• _THE TASK_
Extract from the listing each line in which the word "Hämeenlinnantie" appears.

+ + + + + + +

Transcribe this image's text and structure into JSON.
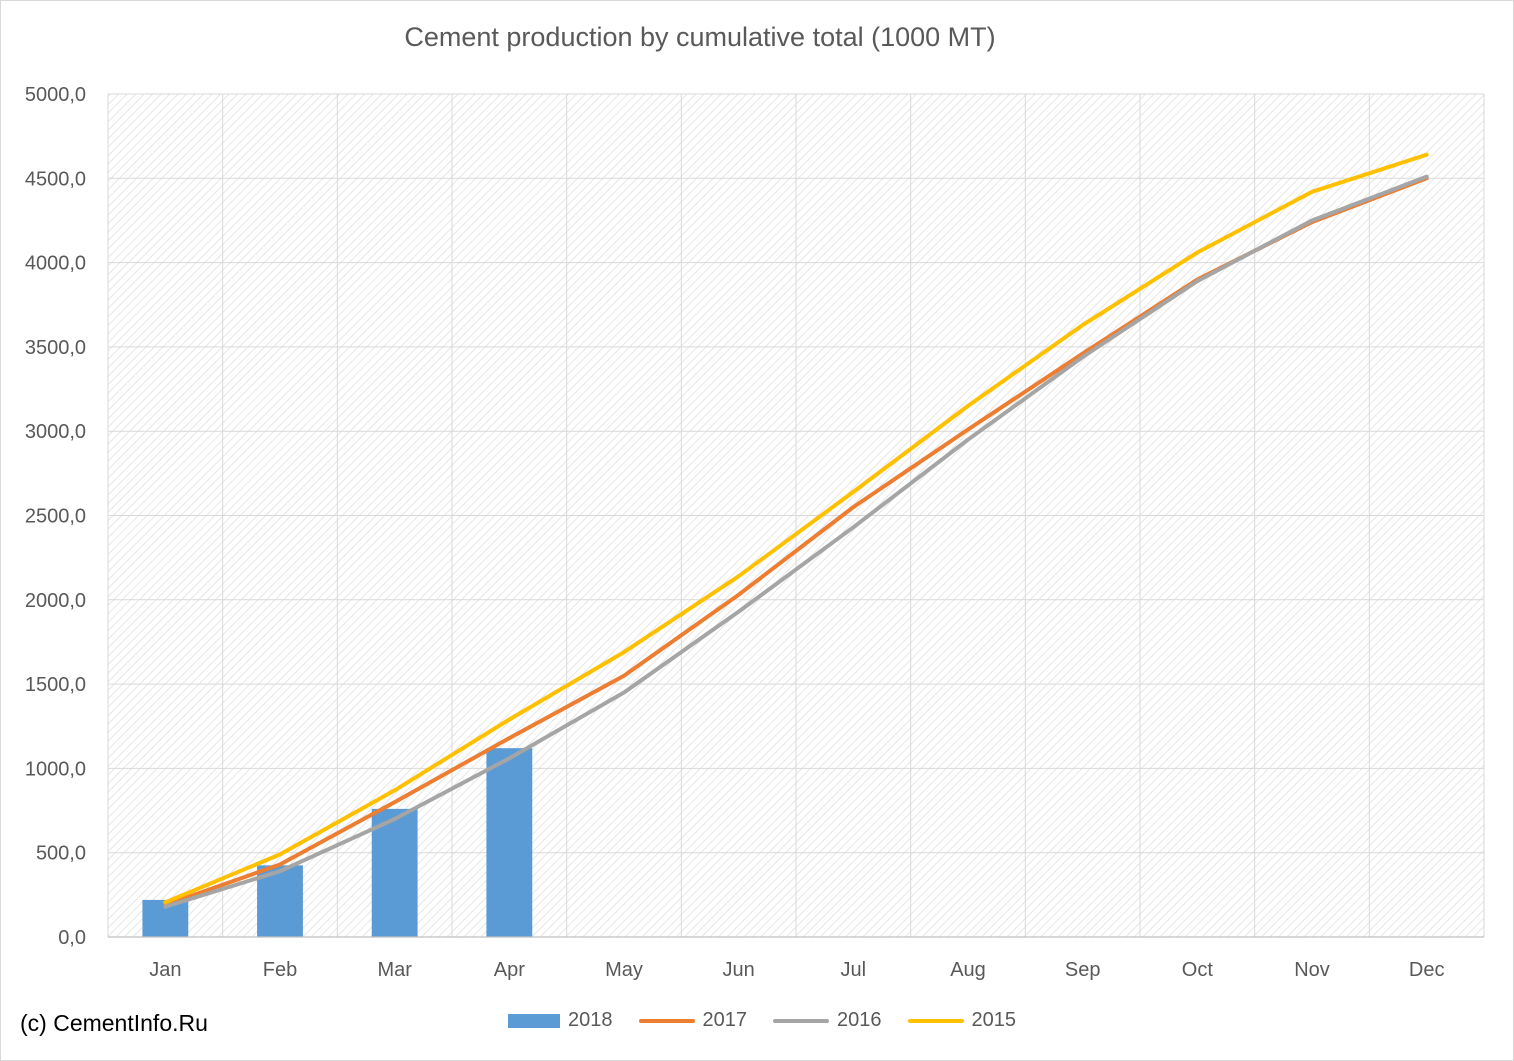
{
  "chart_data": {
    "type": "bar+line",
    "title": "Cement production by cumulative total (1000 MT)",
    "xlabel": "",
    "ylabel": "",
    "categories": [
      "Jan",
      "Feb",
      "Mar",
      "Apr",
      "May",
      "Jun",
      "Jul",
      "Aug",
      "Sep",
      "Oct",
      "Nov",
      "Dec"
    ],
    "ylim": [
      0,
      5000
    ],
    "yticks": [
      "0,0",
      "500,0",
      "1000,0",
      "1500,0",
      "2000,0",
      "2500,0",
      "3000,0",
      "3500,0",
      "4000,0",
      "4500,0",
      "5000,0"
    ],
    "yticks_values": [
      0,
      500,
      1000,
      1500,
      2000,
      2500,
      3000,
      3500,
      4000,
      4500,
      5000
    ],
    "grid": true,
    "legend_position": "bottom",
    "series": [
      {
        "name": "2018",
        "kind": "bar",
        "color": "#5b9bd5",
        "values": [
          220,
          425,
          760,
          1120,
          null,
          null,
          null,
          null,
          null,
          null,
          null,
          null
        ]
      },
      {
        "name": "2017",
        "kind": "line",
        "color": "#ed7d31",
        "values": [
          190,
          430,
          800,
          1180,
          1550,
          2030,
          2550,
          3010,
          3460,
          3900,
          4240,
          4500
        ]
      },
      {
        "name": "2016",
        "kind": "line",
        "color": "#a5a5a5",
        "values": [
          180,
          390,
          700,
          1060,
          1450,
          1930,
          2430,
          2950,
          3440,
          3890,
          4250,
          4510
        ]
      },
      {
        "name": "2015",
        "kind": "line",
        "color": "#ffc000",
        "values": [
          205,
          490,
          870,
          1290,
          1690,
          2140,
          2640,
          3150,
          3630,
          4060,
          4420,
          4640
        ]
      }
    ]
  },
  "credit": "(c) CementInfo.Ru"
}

+ + + + + + +

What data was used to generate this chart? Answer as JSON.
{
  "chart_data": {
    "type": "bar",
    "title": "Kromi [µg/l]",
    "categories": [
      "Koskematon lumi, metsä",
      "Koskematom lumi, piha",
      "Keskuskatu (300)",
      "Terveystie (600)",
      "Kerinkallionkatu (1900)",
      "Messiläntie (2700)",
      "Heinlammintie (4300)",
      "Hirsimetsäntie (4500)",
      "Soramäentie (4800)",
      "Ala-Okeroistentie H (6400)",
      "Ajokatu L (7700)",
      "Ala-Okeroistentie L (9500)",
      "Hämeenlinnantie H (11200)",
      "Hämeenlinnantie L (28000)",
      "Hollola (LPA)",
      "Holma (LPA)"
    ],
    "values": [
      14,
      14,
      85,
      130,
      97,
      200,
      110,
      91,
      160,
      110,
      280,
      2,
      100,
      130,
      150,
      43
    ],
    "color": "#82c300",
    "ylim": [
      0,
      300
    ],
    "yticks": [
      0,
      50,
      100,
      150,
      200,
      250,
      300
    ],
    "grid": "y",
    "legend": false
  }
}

+ + + + + + +

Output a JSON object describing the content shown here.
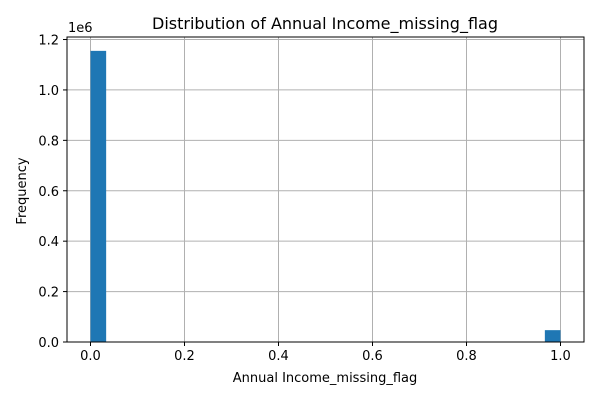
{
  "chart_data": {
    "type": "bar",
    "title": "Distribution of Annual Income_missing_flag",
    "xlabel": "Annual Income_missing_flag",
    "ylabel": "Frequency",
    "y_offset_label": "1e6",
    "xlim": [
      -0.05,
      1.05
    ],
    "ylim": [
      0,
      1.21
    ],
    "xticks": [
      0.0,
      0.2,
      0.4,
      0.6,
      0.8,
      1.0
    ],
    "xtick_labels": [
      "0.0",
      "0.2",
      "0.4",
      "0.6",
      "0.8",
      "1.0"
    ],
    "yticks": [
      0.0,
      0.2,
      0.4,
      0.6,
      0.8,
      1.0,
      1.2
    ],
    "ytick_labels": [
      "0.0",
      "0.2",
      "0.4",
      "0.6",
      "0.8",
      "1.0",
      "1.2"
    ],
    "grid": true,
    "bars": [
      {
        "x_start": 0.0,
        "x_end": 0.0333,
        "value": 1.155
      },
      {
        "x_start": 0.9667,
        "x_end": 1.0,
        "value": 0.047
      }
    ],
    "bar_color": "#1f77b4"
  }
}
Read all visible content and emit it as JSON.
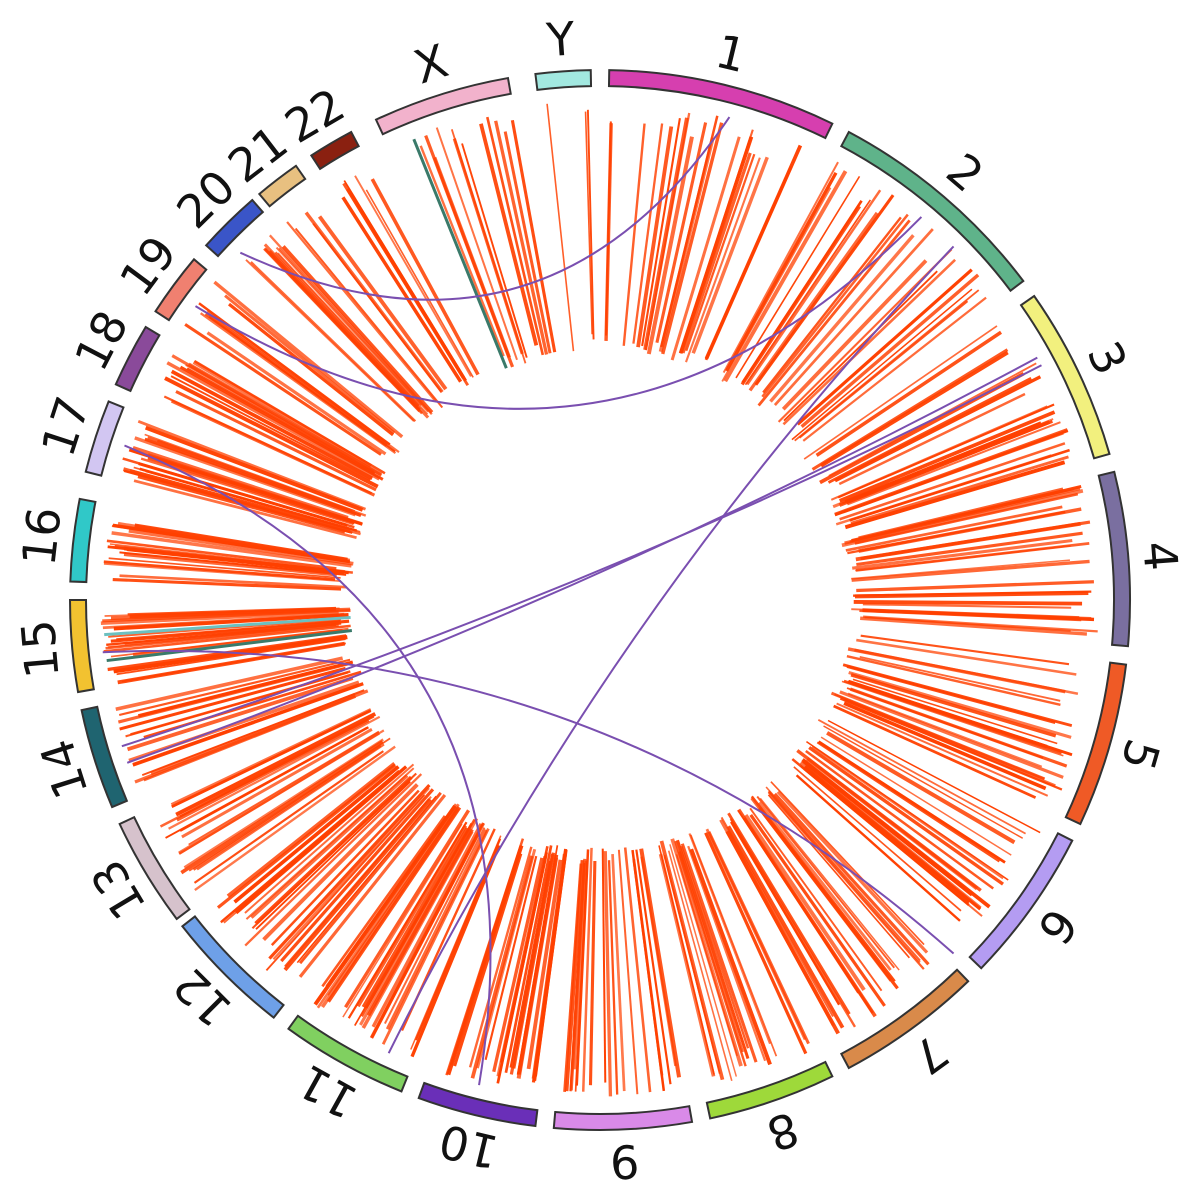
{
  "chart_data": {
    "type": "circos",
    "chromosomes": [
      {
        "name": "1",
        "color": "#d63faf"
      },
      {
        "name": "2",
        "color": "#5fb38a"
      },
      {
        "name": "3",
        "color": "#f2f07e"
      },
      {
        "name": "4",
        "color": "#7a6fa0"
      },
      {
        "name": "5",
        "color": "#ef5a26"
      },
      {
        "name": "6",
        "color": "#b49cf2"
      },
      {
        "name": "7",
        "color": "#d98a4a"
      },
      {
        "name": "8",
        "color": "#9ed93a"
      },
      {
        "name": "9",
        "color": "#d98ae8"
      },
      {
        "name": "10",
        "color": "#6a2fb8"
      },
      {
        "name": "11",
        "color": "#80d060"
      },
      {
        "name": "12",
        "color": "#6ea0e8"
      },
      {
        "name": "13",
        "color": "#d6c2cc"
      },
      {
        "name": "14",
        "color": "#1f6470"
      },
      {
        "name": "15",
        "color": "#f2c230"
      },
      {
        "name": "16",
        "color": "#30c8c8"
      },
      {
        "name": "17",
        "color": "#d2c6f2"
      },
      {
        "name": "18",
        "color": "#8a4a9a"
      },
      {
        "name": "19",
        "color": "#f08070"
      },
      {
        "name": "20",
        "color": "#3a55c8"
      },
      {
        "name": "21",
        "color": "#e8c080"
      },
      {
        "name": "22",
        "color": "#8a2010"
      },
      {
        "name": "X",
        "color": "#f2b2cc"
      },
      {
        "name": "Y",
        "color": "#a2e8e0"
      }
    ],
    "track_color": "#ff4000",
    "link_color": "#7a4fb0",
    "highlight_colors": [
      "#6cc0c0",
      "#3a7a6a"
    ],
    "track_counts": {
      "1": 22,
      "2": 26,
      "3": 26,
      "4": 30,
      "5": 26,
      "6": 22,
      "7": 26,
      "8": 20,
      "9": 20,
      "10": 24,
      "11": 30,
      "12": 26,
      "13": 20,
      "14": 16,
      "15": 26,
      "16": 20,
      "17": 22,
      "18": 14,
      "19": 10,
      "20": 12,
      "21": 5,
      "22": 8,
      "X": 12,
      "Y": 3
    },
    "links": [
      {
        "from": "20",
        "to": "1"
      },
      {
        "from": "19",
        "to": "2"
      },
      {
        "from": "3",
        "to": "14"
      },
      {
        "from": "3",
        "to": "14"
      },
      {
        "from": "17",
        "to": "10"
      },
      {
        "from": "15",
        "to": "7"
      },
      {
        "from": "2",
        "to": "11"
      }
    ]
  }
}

+ + + + + + +

• _RESPONSE BELOW_
      "Hämeenlinnantie H (11200)",
      "Hämeenlinnantie L (28000)",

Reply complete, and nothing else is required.